Exercise
Please reproduce every record, keeping each one exactly as written.

[Raw records]
________

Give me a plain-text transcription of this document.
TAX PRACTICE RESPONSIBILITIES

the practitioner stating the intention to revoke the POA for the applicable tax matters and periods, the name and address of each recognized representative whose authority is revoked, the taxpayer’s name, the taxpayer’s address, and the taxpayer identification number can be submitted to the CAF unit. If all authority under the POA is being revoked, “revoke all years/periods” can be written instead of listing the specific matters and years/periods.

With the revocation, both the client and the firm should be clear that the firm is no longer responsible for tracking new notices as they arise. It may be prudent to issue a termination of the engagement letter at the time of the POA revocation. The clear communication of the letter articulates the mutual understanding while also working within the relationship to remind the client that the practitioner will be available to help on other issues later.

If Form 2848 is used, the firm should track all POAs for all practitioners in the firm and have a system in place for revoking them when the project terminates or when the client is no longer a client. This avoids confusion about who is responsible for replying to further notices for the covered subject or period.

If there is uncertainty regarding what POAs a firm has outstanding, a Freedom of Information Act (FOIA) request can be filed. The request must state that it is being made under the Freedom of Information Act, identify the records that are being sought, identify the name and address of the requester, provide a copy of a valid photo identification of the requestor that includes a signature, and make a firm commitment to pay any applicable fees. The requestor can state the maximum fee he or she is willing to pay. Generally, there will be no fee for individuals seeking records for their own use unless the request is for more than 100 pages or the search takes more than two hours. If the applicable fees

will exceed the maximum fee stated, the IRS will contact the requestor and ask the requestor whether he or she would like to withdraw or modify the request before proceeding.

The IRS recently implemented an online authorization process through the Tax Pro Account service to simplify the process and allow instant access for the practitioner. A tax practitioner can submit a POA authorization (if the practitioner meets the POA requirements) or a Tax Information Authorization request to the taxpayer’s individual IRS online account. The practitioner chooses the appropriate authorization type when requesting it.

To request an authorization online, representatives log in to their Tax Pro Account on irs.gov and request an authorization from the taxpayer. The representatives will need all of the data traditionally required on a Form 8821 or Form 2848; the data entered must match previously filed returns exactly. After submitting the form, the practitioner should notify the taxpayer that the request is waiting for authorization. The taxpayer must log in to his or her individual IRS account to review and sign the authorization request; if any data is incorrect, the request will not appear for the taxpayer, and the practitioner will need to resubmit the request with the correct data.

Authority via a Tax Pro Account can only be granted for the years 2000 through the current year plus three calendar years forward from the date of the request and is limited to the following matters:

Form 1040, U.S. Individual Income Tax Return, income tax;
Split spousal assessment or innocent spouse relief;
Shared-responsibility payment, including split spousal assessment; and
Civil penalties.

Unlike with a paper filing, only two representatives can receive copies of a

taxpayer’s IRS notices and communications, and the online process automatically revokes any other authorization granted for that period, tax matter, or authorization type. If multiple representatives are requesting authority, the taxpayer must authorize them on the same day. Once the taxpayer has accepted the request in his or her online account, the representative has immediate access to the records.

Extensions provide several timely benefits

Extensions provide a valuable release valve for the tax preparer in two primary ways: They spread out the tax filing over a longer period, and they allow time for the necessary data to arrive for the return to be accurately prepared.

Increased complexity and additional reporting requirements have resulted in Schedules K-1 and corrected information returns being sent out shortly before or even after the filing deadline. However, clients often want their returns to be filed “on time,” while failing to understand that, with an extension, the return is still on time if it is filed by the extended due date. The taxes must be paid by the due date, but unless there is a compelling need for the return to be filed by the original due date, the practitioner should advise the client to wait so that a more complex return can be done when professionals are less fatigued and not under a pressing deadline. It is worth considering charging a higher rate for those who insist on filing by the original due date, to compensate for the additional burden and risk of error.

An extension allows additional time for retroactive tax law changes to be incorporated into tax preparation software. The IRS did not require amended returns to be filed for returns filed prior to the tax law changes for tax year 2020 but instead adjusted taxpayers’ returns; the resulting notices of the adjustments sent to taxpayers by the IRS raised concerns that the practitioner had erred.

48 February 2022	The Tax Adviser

________

Full solution
Give me a plain-text transcription of this document.
TAX PRACTICE RESPONSIBILITIES

the practitioner stating the intention to revoke the POA for the applicable tax matters and periods, the name and address of each recognized representative whose authority is revoked, the taxpayer’s name, the taxpayer’s address, and the taxpayer identification number can be submitted to the CAF unit. If all authority under the POA is being revoked, “revoke all years/periods” can be written instead of listing the specific matters and years/periods.

With the revocation, both the client and the firm should be clear that the firm is no longer responsible for tracking new notices as they arise. It may be prudent to issue a termination of the engagement letter at the time of the POA revocation. The clear communication of the letter articulates the mutual understanding while also working within the relationship to remind the client that the practitioner will be available to help on other issues later.

If Form 2848 is used, the firm should track all POAs for all practitioners in the firm and have a system in place for revoking them when the project terminates or when the client is no longer a client. This avoids confusion about who is responsible for replying to further notices for the covered subject or period.

If there is uncertainty regarding what POAs a firm has outstanding, a Freedom of Information Act (FOIA) request can be filed. The request must state that it is being made under the Freedom of Information Act, identify the records that are being sought, identify the name and address of the requester, provide a copy of a valid photo identification of the requestor that includes a signature, and make a firm commitment to pay any applicable fees. The requestor can state the maximum fee he or she is willing to pay. Generally, there will be no fee for individuals seeking records for their own use unless the request is for more than 100 pages or the search takes more than two hours. If the applicable fees

will exceed the maximum fee stated, the IRS will contact the requestor and ask the requestor whether he or she would like to withdraw or modify the request before proceeding.

The IRS recently implemented an online authorization process through the Tax Pro Account service to simplify the process and allow instant access for the practitioner. A tax practitioner can submit a POA authorization (if the practitioner meets the POA requirements) or a Tax Information Authorization request to the taxpayer’s individual IRS online account. The practitioner chooses the appropriate authorization type when requesting it.

To request an authorization online, representatives log in to their Tax Pro Account on irs.gov and request an authorization from the taxpayer. The representatives will need all of the data traditionally required on a Form 8821 or Form 2848; the data entered must match previously filed returns exactly. After submitting the form, the practitioner should notify the taxpayer that the request is waiting for authorization. The taxpayer must log in to his or her individual IRS account to review and sign the authorization request; if any data is incorrect, the request will not appear for the taxpayer, and the practitioner will need to resubmit the request with the correct data.

Authority via a Tax Pro Account can only be granted for the years 2000 through the current year plus three calendar years forward from the date of the request and is limited to the following matters:

Form 1040, U.S. Individual Income Tax Return, income tax;
Split spousal assessment or innocent spouse relief;
Shared-responsibility payment, including split spousal assessment; and
Civil penalties.

Unlike with a paper filing, only two representatives can receive copies of a

taxpayer’s IRS notices and communications, and the online process automatically revokes any other authorization granted for that period, tax matter, or authorization type. If multiple representatives are requesting authority, the taxpayer must authorize them on the same day. Once the taxpayer has accepted the request in his or her online account, the representative has immediate access to the records.

Extensions provide several timely benefits

Extensions provide a valuable release valve for the tax preparer in two primary ways: They spread out the tax filing over a longer period, and they allow time for the necessary data to arrive for the return to be accurately prepared.

Increased complexity and additional reporting requirements have resulted in Schedules K-1 and corrected information returns being sent out shortly before or even after the filing deadline. However, clients often want their returns to be filed “on time,” while failing to understand that, with an extension, the return is still on time if it is filed by the extended due date. The taxes must be paid by the due date, but unless there is a compelling need for the return to be filed by the original due date, the practitioner should advise the client to wait so that a more complex return can be done when professionals are less fatigued and not under a pressing deadline. It is worth considering charging a higher rate for those who insist on filing by the original due date, to compensate for the additional burden and risk of error.

An extension allows additional time for retroactive tax law changes to be incorporated into tax preparation software. The IRS did not require amended returns to be filed for returns filed prior to the tax law changes for tax year 2020 but instead adjusted taxpayers’ returns; the resulting notices of the adjustments sent to taxpayers by the IRS raised concerns that the practitioner had erred.

48 February 2022	The Tax Adviser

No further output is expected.